Problem statement: Select and reproduce each line of the listing below that bears the string "ואפילו".

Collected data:
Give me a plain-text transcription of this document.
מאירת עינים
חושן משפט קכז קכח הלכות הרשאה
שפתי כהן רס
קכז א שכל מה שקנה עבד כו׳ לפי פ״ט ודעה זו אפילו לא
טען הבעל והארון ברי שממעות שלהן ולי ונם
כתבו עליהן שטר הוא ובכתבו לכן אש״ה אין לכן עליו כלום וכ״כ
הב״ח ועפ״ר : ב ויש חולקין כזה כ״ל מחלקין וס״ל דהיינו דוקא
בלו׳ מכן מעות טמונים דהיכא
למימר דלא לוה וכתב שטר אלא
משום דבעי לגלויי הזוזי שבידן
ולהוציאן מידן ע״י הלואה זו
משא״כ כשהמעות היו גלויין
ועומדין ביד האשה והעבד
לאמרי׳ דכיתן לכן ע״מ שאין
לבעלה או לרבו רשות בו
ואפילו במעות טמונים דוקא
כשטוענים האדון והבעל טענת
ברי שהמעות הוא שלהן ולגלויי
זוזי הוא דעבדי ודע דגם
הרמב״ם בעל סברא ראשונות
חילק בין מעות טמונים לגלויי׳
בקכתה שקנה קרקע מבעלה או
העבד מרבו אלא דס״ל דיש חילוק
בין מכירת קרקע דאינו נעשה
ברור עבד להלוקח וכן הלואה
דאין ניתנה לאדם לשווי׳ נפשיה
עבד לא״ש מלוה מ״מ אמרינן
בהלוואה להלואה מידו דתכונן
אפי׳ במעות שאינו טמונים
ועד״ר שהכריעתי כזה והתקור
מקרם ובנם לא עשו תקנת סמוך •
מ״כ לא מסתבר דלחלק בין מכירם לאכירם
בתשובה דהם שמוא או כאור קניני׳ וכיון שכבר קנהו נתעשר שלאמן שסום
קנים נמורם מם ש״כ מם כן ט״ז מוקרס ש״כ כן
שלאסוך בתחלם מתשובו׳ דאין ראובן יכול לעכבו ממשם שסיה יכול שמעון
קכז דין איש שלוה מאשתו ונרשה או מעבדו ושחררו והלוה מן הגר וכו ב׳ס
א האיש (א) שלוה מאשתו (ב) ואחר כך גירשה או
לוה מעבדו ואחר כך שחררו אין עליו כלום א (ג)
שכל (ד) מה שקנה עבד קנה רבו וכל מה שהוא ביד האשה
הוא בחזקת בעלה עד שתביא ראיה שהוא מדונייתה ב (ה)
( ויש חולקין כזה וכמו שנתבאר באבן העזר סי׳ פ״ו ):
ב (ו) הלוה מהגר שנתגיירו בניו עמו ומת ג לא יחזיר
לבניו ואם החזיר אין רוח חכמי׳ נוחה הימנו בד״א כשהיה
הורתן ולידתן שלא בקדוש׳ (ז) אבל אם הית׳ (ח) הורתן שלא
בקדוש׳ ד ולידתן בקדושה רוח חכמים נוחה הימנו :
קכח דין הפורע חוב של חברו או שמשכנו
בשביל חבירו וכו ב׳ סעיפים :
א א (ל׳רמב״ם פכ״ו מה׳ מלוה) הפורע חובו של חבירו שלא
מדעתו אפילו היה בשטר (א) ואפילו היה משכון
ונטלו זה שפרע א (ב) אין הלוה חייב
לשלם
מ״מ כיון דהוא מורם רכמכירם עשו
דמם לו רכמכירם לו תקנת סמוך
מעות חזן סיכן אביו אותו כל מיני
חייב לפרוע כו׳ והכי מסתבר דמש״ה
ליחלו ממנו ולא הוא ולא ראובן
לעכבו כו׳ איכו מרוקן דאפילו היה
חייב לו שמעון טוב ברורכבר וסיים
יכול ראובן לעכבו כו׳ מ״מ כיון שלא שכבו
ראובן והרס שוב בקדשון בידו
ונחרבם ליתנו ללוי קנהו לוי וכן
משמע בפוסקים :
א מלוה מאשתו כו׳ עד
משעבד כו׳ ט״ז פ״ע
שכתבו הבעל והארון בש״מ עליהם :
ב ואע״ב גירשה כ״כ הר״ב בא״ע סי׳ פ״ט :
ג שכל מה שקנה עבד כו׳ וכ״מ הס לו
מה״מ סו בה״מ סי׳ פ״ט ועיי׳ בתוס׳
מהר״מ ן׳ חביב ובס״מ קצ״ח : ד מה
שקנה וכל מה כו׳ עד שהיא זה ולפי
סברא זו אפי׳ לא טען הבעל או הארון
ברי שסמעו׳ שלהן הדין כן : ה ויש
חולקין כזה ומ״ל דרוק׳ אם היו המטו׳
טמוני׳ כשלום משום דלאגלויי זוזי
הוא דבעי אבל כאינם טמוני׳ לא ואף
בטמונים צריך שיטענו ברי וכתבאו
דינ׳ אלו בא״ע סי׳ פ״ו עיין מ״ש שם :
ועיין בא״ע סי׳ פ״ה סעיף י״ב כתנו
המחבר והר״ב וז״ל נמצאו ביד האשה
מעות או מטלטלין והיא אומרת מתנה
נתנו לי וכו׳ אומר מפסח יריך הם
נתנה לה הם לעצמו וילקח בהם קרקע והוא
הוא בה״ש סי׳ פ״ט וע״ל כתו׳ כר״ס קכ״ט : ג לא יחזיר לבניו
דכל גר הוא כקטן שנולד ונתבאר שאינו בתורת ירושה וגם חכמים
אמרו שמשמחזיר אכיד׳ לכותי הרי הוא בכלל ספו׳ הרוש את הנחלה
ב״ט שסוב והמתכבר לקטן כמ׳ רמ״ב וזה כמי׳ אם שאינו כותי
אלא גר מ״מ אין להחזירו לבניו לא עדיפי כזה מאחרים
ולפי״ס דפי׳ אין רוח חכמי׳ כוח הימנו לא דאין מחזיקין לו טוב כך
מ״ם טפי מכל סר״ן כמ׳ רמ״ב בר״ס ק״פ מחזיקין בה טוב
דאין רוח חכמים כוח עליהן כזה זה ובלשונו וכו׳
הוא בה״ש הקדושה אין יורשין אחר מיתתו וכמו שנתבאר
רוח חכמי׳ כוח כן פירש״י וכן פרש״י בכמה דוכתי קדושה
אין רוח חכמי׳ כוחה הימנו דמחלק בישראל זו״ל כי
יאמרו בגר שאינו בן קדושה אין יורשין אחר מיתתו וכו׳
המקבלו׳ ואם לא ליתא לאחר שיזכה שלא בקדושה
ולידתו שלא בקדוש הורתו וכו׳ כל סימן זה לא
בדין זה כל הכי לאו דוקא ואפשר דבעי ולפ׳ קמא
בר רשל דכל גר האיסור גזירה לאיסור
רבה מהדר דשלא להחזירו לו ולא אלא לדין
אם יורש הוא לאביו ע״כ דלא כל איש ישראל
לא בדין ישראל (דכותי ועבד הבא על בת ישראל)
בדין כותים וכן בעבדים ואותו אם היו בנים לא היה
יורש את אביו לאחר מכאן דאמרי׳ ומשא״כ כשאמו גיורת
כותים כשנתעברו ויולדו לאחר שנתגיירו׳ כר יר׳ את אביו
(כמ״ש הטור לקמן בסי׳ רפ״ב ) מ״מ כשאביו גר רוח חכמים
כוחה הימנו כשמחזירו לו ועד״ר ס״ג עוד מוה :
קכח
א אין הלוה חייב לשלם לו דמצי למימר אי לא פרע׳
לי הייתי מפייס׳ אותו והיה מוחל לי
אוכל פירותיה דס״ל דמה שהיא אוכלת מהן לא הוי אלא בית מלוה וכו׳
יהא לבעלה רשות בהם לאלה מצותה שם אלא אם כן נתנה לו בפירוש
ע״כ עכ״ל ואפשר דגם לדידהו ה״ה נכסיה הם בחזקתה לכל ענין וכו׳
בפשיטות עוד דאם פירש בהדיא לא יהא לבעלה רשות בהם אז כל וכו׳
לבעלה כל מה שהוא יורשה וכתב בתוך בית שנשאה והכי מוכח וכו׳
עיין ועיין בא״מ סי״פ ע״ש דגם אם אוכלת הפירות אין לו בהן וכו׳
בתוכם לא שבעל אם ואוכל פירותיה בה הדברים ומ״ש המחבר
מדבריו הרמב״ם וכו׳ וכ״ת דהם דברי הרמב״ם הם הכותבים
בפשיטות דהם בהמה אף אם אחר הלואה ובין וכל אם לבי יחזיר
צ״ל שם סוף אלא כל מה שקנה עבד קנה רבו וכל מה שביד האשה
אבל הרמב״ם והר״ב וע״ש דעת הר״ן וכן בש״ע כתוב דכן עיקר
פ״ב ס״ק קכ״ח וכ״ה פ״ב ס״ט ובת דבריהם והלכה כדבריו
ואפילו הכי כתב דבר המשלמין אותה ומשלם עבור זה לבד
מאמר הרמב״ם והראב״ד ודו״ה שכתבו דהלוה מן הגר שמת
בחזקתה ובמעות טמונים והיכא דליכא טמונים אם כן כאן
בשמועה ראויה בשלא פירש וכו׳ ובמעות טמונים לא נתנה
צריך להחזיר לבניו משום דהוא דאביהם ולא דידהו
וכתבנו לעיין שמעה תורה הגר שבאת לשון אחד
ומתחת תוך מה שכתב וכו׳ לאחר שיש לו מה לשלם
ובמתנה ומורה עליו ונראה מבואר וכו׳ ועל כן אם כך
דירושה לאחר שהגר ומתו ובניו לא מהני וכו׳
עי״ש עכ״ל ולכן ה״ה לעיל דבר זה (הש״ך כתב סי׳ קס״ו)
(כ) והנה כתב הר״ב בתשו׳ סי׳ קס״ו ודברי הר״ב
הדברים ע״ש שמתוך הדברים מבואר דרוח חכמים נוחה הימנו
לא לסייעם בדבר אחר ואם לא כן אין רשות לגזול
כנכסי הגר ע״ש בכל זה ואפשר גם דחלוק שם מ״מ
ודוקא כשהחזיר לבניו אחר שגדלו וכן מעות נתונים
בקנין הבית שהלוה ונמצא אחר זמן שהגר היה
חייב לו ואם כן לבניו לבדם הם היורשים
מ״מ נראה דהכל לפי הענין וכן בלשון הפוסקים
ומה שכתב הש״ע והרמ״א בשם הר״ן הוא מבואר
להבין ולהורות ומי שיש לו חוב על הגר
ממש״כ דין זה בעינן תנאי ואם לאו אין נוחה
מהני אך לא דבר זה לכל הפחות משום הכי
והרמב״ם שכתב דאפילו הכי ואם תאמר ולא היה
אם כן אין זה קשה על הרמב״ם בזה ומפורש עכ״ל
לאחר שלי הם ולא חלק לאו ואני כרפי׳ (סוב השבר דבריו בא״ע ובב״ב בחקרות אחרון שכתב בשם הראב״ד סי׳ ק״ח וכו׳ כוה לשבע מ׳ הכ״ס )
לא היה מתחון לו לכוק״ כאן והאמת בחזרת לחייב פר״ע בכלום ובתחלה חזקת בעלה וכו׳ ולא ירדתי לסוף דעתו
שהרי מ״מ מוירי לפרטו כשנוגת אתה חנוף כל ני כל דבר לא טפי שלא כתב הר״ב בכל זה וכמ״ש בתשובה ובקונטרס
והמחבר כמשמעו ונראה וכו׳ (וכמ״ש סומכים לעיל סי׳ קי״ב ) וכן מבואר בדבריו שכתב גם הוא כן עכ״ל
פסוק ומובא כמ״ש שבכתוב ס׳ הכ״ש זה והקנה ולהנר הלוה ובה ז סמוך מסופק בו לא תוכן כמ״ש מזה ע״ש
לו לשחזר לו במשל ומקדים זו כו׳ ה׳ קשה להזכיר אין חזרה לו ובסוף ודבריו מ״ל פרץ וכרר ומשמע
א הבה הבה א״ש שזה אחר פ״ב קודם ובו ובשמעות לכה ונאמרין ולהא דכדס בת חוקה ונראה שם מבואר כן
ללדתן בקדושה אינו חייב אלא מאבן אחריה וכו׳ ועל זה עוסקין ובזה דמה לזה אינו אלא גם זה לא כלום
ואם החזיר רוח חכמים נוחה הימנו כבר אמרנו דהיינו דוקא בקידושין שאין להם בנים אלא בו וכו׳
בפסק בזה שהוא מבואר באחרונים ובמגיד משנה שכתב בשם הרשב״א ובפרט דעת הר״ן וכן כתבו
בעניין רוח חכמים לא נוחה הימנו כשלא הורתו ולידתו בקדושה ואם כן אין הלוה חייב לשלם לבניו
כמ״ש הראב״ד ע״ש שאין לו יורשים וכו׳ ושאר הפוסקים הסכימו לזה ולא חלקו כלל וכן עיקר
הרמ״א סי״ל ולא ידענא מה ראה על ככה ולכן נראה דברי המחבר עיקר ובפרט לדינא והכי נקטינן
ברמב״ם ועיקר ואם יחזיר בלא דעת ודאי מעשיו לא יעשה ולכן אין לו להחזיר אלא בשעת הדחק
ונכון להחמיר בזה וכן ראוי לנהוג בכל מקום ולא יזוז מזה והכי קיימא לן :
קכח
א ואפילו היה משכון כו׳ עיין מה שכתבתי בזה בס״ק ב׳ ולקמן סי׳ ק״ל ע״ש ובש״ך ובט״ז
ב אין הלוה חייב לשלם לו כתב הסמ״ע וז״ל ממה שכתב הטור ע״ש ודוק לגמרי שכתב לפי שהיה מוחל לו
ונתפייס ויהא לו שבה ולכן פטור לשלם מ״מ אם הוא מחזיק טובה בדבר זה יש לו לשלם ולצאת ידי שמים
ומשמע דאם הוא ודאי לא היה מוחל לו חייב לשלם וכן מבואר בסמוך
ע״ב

Response below:
ואפילו במעות טמונים דוקא
מדעתו אפילו היה בשטר (א) ואפילו היה משכון
ואפילו הכי כתב דבר המשלמין אותה ומשלם עבור זה לבד
א ואפילו היה משכון כו׳ עיין מה שכתבתי בזה בס״ק ב׳ ולקמן סי׳ ק״ל ע״ש ובש״ך ובט״ז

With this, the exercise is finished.